Stored records:
::::
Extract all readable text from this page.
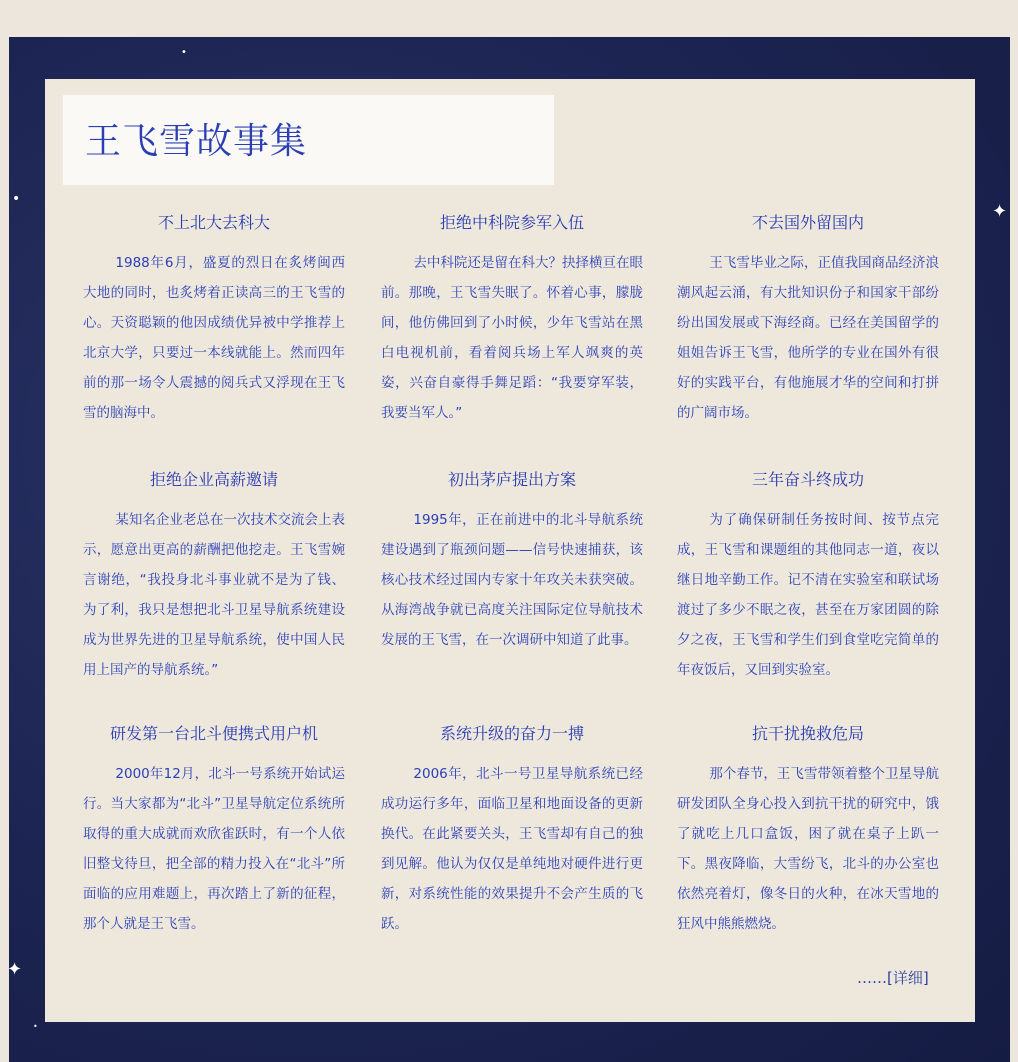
•
✦
✦
•
•
王飞雪故事集
不上北大去科大

1988年6月，盛夏的烈日在炙烤闽西大地的同时，也炙烤着正读高三的王飞雪的心。天资聪颖的他因成绩优异被中学推荐上北京大学，只要过一本线就能上。然而四年前的那一场令人震撼的阅兵式又浮现在王飞雪的脑海中。

拒绝中科院参军入伍

去中科院还是留在科大？抉择横亘在眼前。那晚，王飞雪失眠了。怀着心事，朦胧间，他仿佛回到了小时候，少年飞雪站在黑白电视机前，看着阅兵场上军人飒爽的英姿，兴奋自豪得手舞足蹈：“我要穿军装，我要当军人。”

不去国外留国内

王飞雪毕业之际，正值我国商品经济浪潮风起云涌，有大批知识份子和国家干部纷纷出国发展或下海经商。已经在美国留学的姐姐告诉王飞雪，他所学的专业在国外有很好的实践平台，有他施展才华的空间和打拼的广阔市场。

拒绝企业高薪邀请

某知名企业老总在一次技术交流会上表示，愿意出更高的薪酬把他挖走。王飞雪婉言谢绝，“我投身北斗事业就不是为了钱、为了利，我只是想把北斗卫星导航系统建设成为世界先进的卫星导航系统，使中国人民用上国产的导航系统。”

初出茅庐提出方案

1995年，正在前进中的北斗导航系统建设遇到了瓶颈问题——信号快速捕获，该核心技术经过国内专家十年攻关未获突破。从海湾战争就已高度关注国际定位导航技术发展的王飞雪，在一次调研中知道了此事。

三年奋斗终成功

为了确保研制任务按时间、按节点完成，王飞雪和课题组的其他同志一道，夜以继日地辛勤工作。记不清在实验室和联试场渡过了多少不眠之夜，甚至在万家团圆的除夕之夜，王飞雪和学生们到食堂吃完简单的年夜饭后，又回到实验室。

研发第一台北斗便携式用户机

2000年12月，北斗一号系统开始试运行。当大家都为“北斗”卫星导航定位系统所取得的重大成就而欢欣雀跃时，有一个人依旧整戈待旦，把全部的精力投入在“北斗”所面临的应用难题上，再次踏上了新的征程，那个人就是王飞雪。

系统升级的奋力一搏

2006年，北斗一号卫星导航系统已经成功运行多年，面临卫星和地面设备的更新换代。在此紧要关头，王飞雪却有自己的独到见解。他认为仅仅是单纯地对硬件进行更新，对系统性能的效果提升不会产生质的飞跃。

抗干扰挽救危局

那个春节，王飞雪带领着整个卫星导航研发团队全身心投入到抗干扰的研究中，饿了就吃上几口盒饭，困了就在桌子上趴一下。黑夜降临，大雪纷飞，北斗的办公室也依然亮着灯，像冬日的火种，在冰天雪地的狂风中熊熊燃烧。

……[详细]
::::
* **Written exercise**
Copy out all the entries exactly. Images stay out of the copy.

* **Exercise output**
Extract all readable text from this page.
•
✦
✦
•
•
王飞雪故事集
不上北大去科大

1988年6月，盛夏的烈日在炙烤闽西大地的同时，也炙烤着正读高三的王飞雪的心。天资聪颖的他因成绩优异被中学推荐上北京大学，只要过一本线就能上。然而四年前的那一场令人震撼的阅兵式又浮现在王飞雪的脑海中。

拒绝中科院参军入伍

去中科院还是留在科大？抉择横亘在眼前。那晚，王飞雪失眠了。怀着心事，朦胧间，他仿佛回到了小时候，少年飞雪站在黑白电视机前，看着阅兵场上军人飒爽的英姿，兴奋自豪得手舞足蹈：“我要穿军装，我要当军人。”

不去国外留国内

王飞雪毕业之际，正值我国商品经济浪潮风起云涌，有大批知识份子和国家干部纷纷出国发展或下海经商。已经在美国留学的姐姐告诉王飞雪，他所学的专业在国外有很好的实践平台，有他施展才华的空间和打拼的广阔市场。

拒绝企业高薪邀请

某知名企业老总在一次技术交流会上表示，愿意出更高的薪酬把他挖走。王飞雪婉言谢绝，“我投身北斗事业就不是为了钱、为了利，我只是想把北斗卫星导航系统建设成为世界先进的卫星导航系统，使中国人民用上国产的导航系统。”

初出茅庐提出方案

1995年，正在前进中的北斗导航系统建设遇到了瓶颈问题——信号快速捕获，该核心技术经过国内专家十年攻关未获突破。从海湾战争就已高度关注国际定位导航技术发展的王飞雪，在一次调研中知道了此事。

三年奋斗终成功

为了确保研制任务按时间、按节点完成，王飞雪和课题组的其他同志一道，夜以继日地辛勤工作。记不清在实验室和联试场渡过了多少不眠之夜，甚至在万家团圆的除夕之夜，王飞雪和学生们到食堂吃完简单的年夜饭后，又回到实验室。

研发第一台北斗便携式用户机

2000年12月，北斗一号系统开始试运行。当大家都为“北斗”卫星导航定位系统所取得的重大成就而欢欣雀跃时，有一个人依旧整戈待旦，把全部的精力投入在“北斗”所面临的应用难题上，再次踏上了新的征程，那个人就是王飞雪。

系统升级的奋力一搏

2006年，北斗一号卫星导航系统已经成功运行多年，面临卫星和地面设备的更新换代。在此紧要关头，王飞雪却有自己的独到见解。他认为仅仅是单纯地对硬件进行更新，对系统性能的效果提升不会产生质的飞跃。

抗干扰挽救危局

那个春节，王飞雪带领着整个卫星导航研发团队全身心投入到抗干扰的研究中，饿了就吃上几口盒饭，困了就在桌子上趴一下。黑夜降临，大雪纷飞，北斗的办公室也依然亮着灯，像冬日的火种，在冰天雪地的狂风中熊熊燃烧。

……[详细]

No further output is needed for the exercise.